→ Short problem
All entries below need to be written out exactly, but without their pictures.

— Start Provided entries —

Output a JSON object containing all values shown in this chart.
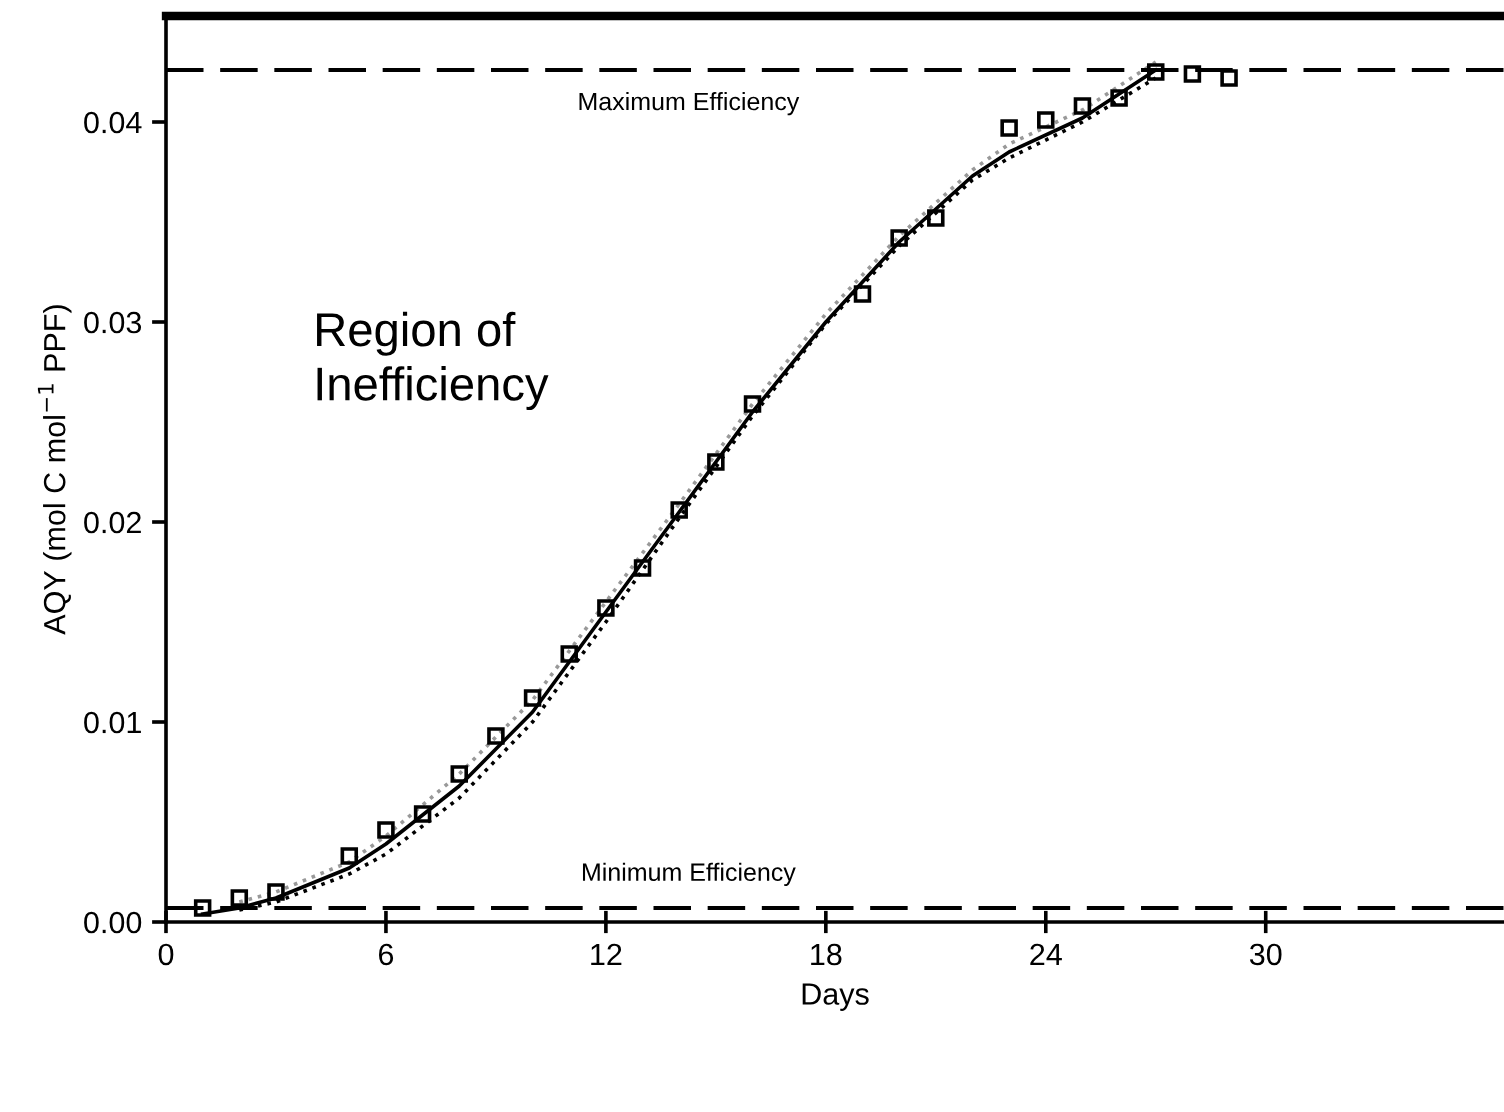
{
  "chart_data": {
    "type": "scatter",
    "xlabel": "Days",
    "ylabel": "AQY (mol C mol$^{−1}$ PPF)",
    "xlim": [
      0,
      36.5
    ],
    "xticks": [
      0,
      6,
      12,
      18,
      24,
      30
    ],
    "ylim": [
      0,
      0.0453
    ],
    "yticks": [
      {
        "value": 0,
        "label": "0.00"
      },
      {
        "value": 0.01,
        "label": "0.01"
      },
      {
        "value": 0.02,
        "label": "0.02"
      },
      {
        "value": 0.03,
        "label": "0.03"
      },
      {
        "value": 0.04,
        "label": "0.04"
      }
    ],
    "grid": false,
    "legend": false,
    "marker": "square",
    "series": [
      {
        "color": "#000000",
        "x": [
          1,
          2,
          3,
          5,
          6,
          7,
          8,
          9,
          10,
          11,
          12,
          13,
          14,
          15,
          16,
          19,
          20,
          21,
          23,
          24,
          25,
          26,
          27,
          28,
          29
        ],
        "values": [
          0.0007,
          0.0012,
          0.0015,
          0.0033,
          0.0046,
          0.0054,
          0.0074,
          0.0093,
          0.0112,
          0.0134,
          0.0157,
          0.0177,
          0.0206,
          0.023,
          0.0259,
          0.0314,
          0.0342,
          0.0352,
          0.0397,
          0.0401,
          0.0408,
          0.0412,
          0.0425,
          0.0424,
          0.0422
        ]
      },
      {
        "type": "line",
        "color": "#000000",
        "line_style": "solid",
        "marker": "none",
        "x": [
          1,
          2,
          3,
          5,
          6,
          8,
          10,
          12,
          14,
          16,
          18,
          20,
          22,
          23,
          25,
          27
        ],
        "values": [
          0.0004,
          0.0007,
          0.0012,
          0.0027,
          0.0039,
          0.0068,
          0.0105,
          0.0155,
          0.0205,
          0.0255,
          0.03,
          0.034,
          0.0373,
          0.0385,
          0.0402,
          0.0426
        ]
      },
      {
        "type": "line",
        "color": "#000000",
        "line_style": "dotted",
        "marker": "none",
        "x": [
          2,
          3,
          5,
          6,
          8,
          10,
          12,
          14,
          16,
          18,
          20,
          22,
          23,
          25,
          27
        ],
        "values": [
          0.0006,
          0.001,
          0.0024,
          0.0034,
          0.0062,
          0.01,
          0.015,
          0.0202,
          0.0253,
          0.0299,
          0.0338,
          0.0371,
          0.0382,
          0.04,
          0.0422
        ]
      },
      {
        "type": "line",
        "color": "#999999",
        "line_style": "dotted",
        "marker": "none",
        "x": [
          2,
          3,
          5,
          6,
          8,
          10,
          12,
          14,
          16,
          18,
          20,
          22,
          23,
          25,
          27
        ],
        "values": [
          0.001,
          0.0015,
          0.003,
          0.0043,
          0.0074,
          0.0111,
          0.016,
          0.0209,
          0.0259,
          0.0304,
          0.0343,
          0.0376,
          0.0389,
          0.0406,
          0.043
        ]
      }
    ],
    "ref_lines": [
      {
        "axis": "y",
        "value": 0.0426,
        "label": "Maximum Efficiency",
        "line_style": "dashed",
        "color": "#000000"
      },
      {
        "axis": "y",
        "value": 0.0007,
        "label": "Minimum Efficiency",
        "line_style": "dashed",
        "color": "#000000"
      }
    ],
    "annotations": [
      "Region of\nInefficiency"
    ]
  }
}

— End Provided entries —

→ Response to this task
Output a JSON object containing all values shown in this chart.
{
  "chart_data": {
    "type": "scatter",
    "xlabel": "Days",
    "ylabel": "AQY (mol C mol$^{−1}$ PPF)",
    "xlim": [
      0,
      36.5
    ],
    "xticks": [
      0,
      6,
      12,
      18,
      24,
      30
    ],
    "ylim": [
      0,
      0.0453
    ],
    "yticks": [
      {
        "value": 0,
        "label": "0.00"
      },
      {
        "value": 0.01,
        "label": "0.01"
      },
      {
        "value": 0.02,
        "label": "0.02"
      },
      {
        "value": 0.03,
        "label": "0.03"
      },
      {
        "value": 0.04,
        "label": "0.04"
      }
    ],
    "grid": false,
    "legend": false,
    "marker": "square",
    "series": [
      {
        "color": "#000000",
        "x": [
          1,
          2,
          3,
          5,
          6,
          7,
          8,
          9,
          10,
          11,
          12,
          13,
          14,
          15,
          16,
          19,
          20,
          21,
          23,
          24,
          25,
          26,
          27,
          28,
          29
        ],
        "values": [
          0.0007,
          0.0012,
          0.0015,
          0.0033,
          0.0046,
          0.0054,
          0.0074,
          0.0093,
          0.0112,
          0.0134,
          0.0157,
          0.0177,
          0.0206,
          0.023,
          0.0259,
          0.0314,
          0.0342,
          0.0352,
          0.0397,
          0.0401,
          0.0408,
          0.0412,
          0.0425,
          0.0424,
          0.0422
        ]
      },
      {
        "type": "line",
        "color": "#000000",
        "line_style": "solid",
        "marker": "none",
        "x": [
          1,
          2,
          3,
          5,
          6,
          8,
          10,
          12,
          14,
          16,
          18,
          20,
          22,
          23,
          25,
          27
        ],
        "values": [
          0.0004,
          0.0007,
          0.0012,
          0.0027,
          0.0039,
          0.0068,
          0.0105,
          0.0155,
          0.0205,
          0.0255,
          0.03,
          0.034,
          0.0373,
          0.0385,
          0.0402,
          0.0426
        ]
      },
      {
        "type": "line",
        "color": "#000000",
        "line_style": "dotted",
        "marker": "none",
        "x": [
          2,
          3,
          5,
          6,
          8,
          10,
          12,
          14,
          16,
          18,
          20,
          22,
          23,
          25,
          27
        ],
        "values": [
          0.0006,
          0.001,
          0.0024,
          0.0034,
          0.0062,
          0.01,
          0.015,
          0.0202,
          0.0253,
          0.0299,
          0.0338,
          0.0371,
          0.0382,
          0.04,
          0.0422
        ]
      },
      {
        "type": "line",
        "color": "#999999",
        "line_style": "dotted",
        "marker": "none",
        "x": [
          2,
          3,
          5,
          6,
          8,
          10,
          12,
          14,
          16,
          18,
          20,
          22,
          23,
          25,
          27
        ],
        "values": [
          0.001,
          0.0015,
          0.003,
          0.0043,
          0.0074,
          0.0111,
          0.016,
          0.0209,
          0.0259,
          0.0304,
          0.0343,
          0.0376,
          0.0389,
          0.0406,
          0.043
        ]
      }
    ],
    "ref_lines": [
      {
        "axis": "y",
        "value": 0.0426,
        "label": "Maximum Efficiency",
        "line_style": "dashed",
        "color": "#000000"
      },
      {
        "axis": "y",
        "value": 0.0007,
        "label": "Minimum Efficiency",
        "line_style": "dashed",
        "color": "#000000"
      }
    ],
    "annotations": [
      "Region of\nInefficiency"
    ]
  }
}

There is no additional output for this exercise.